(Dataset records)

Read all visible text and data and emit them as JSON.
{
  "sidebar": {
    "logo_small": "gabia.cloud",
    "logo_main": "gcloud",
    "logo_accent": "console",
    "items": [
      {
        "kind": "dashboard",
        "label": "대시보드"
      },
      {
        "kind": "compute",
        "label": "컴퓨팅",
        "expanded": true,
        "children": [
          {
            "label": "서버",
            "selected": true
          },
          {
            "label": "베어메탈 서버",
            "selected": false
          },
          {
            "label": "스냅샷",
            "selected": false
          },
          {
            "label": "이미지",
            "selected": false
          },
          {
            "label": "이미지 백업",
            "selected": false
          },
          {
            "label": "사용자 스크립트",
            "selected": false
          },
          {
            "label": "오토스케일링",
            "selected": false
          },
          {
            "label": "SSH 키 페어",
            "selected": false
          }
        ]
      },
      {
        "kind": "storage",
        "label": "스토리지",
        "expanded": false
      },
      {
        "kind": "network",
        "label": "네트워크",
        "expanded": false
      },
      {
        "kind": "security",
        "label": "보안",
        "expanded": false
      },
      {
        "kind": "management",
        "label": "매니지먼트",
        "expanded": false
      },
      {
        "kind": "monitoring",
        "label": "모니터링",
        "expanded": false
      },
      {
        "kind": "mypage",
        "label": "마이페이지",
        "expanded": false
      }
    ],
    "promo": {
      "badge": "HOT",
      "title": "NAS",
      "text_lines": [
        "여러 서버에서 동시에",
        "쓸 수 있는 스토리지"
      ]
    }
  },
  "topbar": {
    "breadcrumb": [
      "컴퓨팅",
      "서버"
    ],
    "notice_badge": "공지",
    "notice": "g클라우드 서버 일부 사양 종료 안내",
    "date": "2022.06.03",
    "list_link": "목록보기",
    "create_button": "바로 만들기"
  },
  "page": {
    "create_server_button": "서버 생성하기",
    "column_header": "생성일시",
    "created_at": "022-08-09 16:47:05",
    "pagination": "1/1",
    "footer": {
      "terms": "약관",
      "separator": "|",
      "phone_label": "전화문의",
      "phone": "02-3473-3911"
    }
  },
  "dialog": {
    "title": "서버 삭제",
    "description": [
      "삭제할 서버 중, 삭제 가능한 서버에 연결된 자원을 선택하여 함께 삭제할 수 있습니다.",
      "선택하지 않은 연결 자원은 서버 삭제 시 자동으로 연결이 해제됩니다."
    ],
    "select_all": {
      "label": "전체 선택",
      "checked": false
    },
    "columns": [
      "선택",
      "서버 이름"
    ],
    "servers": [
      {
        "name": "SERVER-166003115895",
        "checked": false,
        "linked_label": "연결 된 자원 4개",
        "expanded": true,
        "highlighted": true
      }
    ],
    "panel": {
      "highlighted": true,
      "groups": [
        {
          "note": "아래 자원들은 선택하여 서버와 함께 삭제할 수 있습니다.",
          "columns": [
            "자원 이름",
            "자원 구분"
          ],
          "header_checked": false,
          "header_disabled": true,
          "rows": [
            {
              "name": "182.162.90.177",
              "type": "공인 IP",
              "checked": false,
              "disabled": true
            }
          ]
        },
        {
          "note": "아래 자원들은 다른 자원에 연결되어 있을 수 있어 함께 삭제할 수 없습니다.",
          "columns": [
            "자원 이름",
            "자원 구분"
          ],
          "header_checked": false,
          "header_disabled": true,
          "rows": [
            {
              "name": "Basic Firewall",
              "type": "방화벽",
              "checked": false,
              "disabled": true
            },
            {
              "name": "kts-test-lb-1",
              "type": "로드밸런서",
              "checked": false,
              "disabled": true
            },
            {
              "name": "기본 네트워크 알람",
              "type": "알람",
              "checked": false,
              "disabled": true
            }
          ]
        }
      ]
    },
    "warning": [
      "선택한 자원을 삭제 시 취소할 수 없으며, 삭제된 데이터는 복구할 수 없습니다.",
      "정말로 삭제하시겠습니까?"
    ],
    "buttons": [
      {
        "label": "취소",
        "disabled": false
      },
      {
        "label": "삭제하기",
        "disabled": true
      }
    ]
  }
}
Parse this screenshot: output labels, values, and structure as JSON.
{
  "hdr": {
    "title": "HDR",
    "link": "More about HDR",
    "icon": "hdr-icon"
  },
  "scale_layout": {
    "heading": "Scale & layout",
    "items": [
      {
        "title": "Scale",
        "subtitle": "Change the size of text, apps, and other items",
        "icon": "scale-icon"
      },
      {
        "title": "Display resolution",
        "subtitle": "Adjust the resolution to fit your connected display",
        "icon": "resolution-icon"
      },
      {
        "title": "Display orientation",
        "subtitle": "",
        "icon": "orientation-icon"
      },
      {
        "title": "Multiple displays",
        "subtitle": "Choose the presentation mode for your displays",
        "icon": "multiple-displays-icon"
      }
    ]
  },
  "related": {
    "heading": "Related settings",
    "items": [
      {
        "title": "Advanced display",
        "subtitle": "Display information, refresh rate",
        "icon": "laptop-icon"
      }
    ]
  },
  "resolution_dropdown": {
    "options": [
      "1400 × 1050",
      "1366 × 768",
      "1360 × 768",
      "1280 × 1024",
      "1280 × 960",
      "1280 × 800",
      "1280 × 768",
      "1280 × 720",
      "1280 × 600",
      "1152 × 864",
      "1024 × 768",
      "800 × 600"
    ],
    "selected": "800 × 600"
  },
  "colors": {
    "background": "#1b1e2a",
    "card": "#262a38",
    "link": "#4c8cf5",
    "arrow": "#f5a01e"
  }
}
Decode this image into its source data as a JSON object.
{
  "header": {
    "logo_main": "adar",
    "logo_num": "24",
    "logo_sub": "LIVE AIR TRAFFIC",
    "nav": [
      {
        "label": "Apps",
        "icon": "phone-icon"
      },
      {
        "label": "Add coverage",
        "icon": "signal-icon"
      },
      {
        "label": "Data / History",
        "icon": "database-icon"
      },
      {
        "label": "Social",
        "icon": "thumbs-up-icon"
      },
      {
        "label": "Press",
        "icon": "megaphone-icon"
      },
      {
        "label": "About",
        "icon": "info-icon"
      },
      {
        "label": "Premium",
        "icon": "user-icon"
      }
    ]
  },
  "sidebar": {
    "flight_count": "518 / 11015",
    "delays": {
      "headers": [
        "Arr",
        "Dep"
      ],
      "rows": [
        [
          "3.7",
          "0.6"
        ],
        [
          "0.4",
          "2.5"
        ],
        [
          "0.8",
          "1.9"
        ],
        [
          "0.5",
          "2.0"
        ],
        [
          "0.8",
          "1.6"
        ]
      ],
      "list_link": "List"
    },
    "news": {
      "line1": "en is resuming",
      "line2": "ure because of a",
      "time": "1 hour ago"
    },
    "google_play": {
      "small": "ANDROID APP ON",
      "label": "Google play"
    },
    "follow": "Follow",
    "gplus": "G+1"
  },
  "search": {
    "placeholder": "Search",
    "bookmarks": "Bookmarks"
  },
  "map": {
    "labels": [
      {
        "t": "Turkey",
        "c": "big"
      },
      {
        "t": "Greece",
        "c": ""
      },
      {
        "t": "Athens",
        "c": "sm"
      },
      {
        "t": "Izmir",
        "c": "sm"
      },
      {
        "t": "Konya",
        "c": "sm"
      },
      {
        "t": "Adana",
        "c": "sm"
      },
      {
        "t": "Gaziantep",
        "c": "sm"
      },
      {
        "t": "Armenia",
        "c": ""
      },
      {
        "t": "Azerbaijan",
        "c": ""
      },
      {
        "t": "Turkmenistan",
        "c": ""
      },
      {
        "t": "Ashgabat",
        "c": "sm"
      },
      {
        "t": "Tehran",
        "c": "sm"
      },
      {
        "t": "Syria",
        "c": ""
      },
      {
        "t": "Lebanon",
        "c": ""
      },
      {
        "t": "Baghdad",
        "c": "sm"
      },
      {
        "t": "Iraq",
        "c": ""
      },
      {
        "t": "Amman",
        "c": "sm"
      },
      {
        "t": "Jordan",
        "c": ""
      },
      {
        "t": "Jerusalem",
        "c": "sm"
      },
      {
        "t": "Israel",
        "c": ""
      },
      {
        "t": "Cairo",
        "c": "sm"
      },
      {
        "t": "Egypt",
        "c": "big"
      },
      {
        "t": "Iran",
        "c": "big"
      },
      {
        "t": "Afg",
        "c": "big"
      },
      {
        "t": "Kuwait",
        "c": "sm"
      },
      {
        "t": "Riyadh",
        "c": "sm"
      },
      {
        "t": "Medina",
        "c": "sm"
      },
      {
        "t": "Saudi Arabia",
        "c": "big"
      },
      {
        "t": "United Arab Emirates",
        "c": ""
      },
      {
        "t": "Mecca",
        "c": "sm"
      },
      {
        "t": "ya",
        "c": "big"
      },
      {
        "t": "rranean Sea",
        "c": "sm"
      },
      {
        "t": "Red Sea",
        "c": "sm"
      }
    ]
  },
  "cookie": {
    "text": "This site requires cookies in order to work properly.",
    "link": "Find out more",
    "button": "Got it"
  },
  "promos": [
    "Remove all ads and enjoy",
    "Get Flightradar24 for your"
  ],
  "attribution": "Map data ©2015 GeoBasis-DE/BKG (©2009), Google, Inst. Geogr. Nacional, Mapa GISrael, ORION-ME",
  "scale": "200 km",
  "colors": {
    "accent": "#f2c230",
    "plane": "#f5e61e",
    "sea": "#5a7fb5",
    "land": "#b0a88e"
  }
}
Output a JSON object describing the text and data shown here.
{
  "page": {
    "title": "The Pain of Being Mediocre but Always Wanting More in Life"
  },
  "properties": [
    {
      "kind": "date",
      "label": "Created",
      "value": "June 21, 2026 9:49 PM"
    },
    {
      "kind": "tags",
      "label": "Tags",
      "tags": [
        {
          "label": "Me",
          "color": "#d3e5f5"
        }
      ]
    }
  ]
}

Given request:
Filter the listing above by the word "JSON"; copy each line that passes.

Expected output:
Read all visible text and data and emit them as JSON.
Parse this screenshot: output labels, values, and structure as JSON.
Decode this image into its source data as a JSON object.
Output a JSON object describing the text and data shown here.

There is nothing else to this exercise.